= AIM A =
Output the records word for word, starting with their first line and going on through the line that contains "x-tick-label: 70,5 [328,364,349,376]".

= EXCERPT TO READ =
______________________________

This is what our team spends a lot of their days, day in, day out, actually making this rock solid for maestro users in the cloud. So that's why Maestro Cloud is kind of the best place to run Maestro if you're thinking about actually scaling up your test coverage. But I guess I'm trying to think of if there's any suggestions I can give to folks who are trying to do this on their own, either or on GitHub actions or Bit Rise, make sure you're giving it enough resources, make sure you've got enough CPU enough ram. That's oftentimes a main culprit of just not being able to connect the simulator. It just takes too long to boot up. Just make sure you give it enough resources. Obviously that ends up getting kind of expensive, but that is one way to make it a little bit more reliable.
Jamon Holmgren:
Well, yeah, just to interject there, that's how I think about it because you might go to the pricing page on maestro.dev and say, okay, well, there's an investment happening here. Should I be just using GitHub actions? I can just throw that in, right? Well, once you actually get it up to the resource level that you need in order to not have it just fail because it ran on memory, you're actions too. Yeah, you're paying for it anyway, and this is not going to be cheap, and you're still not going to get the specialized kind of service. So I think if you're evaluating this, you need to be thinking about it in terms of just apples to apples here,
Leland Takamine:
But totally just getting started. If you're just trying it out, that's a perfectly viable option. It's just when your team starts really caring about reliability and fast turnaround times, that's when my show cloud starts to make sense.
Jamon Holmgren:
Right. Yeah, that makes sense. What about hardware, like push notifications, biometrics, haptics, things like that? Are you able to test those things?

______________________________

= SUPPLIED RECORDS =
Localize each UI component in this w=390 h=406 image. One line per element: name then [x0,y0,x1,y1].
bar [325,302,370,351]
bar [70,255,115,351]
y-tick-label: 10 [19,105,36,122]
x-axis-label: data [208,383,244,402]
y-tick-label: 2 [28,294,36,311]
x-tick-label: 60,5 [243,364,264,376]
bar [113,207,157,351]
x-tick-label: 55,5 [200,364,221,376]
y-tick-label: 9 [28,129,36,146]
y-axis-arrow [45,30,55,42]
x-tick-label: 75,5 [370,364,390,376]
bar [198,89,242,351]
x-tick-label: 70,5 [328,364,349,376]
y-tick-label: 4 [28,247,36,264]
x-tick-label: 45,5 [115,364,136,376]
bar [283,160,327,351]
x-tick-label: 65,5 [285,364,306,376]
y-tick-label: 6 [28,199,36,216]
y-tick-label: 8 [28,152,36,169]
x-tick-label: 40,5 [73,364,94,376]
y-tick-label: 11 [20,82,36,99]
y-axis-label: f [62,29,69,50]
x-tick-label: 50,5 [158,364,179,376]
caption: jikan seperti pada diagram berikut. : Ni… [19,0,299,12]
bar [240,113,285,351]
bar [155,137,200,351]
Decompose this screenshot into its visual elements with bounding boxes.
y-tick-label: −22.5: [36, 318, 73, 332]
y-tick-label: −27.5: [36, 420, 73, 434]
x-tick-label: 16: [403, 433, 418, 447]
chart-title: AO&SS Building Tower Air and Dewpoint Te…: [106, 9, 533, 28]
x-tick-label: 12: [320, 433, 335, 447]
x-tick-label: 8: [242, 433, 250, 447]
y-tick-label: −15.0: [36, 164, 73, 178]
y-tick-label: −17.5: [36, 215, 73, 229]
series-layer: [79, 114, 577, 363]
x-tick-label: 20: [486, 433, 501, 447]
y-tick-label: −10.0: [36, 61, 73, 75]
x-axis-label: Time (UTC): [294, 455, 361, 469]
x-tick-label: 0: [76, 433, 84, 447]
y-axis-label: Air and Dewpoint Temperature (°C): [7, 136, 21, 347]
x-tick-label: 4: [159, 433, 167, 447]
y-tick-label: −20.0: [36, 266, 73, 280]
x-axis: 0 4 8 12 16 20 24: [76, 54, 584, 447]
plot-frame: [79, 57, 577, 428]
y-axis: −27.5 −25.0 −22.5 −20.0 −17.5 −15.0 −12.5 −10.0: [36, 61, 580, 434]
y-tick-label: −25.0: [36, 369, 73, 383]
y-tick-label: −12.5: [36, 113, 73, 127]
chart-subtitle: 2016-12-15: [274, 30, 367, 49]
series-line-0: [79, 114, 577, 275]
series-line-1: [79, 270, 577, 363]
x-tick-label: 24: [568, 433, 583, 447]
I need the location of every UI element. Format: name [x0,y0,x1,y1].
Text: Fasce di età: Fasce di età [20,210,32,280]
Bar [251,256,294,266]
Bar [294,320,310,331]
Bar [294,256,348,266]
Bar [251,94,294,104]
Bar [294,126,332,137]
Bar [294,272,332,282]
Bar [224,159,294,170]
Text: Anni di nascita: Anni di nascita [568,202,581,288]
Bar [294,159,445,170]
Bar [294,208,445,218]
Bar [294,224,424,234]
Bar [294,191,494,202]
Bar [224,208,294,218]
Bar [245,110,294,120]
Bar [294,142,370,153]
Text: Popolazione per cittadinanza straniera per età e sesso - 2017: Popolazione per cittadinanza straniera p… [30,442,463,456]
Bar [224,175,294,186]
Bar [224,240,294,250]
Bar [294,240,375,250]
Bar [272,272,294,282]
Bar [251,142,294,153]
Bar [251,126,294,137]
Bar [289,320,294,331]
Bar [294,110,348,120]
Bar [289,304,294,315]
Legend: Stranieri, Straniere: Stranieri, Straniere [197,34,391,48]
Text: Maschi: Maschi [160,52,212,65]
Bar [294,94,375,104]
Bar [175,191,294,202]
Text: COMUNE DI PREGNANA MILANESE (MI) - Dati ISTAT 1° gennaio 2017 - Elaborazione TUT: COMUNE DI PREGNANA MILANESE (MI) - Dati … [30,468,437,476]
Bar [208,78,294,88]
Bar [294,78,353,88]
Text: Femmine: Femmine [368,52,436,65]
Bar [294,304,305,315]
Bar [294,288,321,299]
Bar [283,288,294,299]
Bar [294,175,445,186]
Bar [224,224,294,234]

______________________________

= AIM B =
Return the part of the conversation about Maestro Cloud unchanged, starting with "This is what" and going on through "bit more reliable.".

= WORKED ANSWER A =
Localize each UI component in this w=390 h=406 image. One line per element: name then [x0,y0,x1,y1].
bar [325,302,370,351]
bar [70,255,115,351]
y-tick-label: 10 [19,105,36,122]
x-axis-label: data [208,383,244,402]
y-tick-label: 2 [28,294,36,311]
x-tick-label: 60,5 [243,364,264,376]
bar [113,207,157,351]
x-tick-label: 55,5 [200,364,221,376]
y-tick-label: 9 [28,129,36,146]
y-axis-arrow [45,30,55,42]
x-tick-label: 75,5 [370,364,390,376]
bar [198,89,242,351]
x-tick-label: 70,5 [328,364,349,376]

= WORKED ANSWER B =
This is what our team spends a lot of their days, day in, day out, actually making this rock solid for maestro users in the cloud. So that's why Maestro Cloud is kind of the best place to run Maestro if you're thinking about actually scaling up your test coverage. But I guess I'm trying to think of if there's any suggestions I can give to folks who are trying to do this on their own, either or on GitHub actions or Bit Rise, make sure you're giving it enough resources, make sure you've got enough CPU enough ram. That's oftentimes a main culprit of just not being able to connect the simulator. It just takes too long to boot up. Just make sure you give it enough resources. Obviously that ends up getting kind of expensive, but that is one way to make it a little bit more reliable.